Problem statement — Scan the records below. List lines holding "автомобильных".

Data for this exercise —
______

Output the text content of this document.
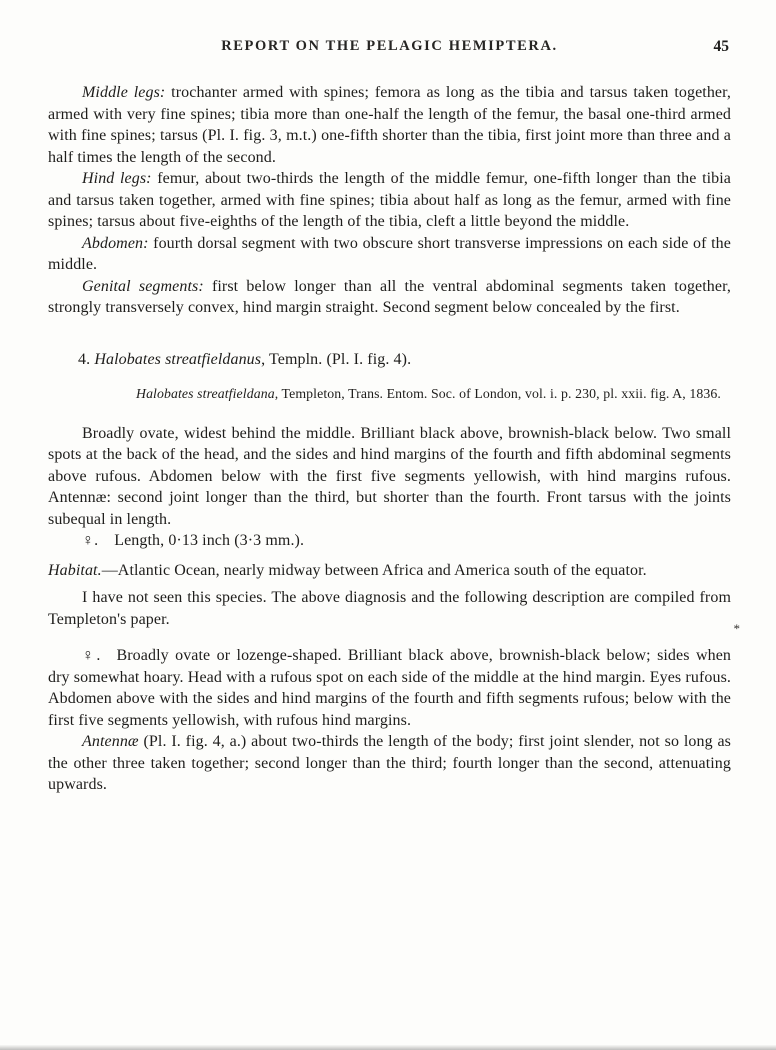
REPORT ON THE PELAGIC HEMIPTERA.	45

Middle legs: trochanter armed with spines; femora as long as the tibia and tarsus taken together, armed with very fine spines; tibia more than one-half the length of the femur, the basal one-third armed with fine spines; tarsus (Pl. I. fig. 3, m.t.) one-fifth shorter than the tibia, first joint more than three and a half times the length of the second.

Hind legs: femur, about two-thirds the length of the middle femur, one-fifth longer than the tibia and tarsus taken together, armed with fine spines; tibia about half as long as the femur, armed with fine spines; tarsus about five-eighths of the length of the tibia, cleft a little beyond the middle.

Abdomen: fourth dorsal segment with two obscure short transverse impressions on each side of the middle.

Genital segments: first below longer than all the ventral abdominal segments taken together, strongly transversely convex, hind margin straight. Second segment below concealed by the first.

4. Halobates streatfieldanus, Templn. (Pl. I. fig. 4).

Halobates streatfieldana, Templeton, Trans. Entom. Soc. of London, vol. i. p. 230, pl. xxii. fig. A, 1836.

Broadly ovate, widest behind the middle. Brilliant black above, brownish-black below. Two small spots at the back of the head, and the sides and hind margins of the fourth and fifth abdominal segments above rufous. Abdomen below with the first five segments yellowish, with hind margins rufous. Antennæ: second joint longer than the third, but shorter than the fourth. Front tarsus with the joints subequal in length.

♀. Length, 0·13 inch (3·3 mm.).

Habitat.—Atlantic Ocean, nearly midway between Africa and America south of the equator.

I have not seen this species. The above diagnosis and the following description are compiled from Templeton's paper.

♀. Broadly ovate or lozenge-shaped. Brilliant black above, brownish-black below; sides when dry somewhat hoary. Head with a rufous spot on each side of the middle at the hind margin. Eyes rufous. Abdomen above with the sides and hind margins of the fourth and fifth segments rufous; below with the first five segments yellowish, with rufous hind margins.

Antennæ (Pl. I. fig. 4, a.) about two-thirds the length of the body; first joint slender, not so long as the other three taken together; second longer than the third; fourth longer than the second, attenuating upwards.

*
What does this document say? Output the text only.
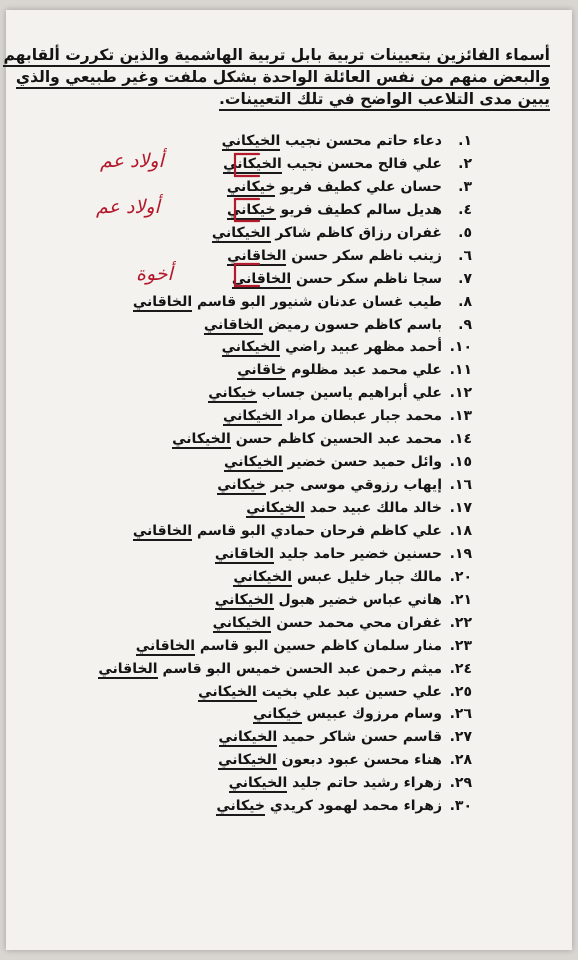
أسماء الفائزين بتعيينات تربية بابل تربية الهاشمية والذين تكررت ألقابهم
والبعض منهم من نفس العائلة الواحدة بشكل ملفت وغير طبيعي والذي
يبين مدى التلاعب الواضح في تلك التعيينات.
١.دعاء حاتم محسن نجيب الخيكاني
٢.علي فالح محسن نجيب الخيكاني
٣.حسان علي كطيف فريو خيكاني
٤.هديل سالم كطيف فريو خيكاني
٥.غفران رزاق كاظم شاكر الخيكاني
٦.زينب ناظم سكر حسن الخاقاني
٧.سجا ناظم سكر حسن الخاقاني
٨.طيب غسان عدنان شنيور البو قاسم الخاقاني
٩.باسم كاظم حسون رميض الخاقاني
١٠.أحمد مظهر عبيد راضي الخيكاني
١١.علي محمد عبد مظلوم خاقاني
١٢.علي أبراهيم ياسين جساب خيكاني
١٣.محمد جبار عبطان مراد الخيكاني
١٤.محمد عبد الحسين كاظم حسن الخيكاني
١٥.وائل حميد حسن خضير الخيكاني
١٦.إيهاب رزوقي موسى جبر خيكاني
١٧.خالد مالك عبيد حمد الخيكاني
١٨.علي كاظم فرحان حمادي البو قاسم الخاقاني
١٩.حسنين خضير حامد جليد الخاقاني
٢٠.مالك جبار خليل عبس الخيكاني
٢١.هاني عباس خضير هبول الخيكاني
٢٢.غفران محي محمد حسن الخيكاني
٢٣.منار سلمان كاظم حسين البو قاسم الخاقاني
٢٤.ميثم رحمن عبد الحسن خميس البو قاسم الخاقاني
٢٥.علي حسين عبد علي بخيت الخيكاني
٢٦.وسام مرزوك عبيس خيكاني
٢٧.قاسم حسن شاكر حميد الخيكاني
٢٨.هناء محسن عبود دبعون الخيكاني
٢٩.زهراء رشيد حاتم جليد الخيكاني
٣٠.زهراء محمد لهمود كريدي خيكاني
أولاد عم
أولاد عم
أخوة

______

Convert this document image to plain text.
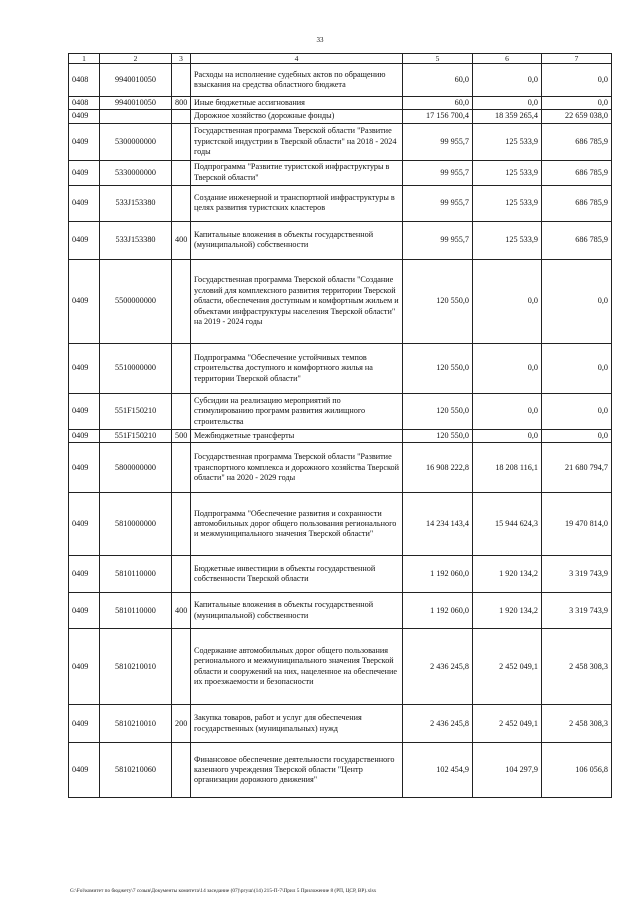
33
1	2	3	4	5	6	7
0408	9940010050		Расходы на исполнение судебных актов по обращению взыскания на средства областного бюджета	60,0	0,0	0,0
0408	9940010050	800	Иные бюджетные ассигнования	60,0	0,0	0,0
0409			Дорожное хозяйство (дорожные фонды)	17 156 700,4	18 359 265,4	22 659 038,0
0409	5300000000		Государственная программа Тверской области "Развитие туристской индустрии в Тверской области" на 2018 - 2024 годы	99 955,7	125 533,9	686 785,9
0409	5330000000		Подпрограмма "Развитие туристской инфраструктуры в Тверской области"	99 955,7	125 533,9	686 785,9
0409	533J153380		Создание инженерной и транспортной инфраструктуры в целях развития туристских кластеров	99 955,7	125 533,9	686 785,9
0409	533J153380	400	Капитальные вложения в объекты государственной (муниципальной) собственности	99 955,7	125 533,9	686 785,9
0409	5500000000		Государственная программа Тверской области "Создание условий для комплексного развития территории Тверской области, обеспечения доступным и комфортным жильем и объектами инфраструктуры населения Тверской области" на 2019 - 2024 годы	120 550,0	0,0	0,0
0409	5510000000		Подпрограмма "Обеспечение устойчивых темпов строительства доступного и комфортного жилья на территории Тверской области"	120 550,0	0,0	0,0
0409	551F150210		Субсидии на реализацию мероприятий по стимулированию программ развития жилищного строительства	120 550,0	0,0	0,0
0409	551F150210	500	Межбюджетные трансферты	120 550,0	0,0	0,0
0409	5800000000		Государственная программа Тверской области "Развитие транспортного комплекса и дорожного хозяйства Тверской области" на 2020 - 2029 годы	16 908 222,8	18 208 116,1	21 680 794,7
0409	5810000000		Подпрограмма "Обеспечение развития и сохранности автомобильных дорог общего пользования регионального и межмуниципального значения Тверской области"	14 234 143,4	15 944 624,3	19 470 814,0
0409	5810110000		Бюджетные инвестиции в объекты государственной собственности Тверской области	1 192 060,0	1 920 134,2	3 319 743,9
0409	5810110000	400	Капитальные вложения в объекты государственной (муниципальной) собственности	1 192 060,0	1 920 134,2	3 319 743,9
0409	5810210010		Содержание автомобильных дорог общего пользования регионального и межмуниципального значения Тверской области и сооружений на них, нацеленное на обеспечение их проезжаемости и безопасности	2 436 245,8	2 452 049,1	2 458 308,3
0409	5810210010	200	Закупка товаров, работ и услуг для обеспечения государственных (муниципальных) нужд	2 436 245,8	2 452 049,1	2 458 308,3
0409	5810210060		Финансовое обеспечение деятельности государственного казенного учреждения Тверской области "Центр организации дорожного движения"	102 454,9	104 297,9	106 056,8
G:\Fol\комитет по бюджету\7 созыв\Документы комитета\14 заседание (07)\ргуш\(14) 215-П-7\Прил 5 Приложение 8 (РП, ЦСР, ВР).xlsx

______

Answer below —
0409	5810000000		Подпрограмма "Обеспечение развития и сохранности автомобильных дорог общего пользования регионального и межмуниципального значения Тверской области"	14 234 143,4	15 944 624,3	19 470 814,0
0409	5810210010		Содержание автомобильных дорог общего пользования регионального и межмуниципального значения Тверской области и сооружений на них, нацеленное на обеспечение их проезжаемости и безопасности	2 436 245,8	2 452 049,1	2 458 308,3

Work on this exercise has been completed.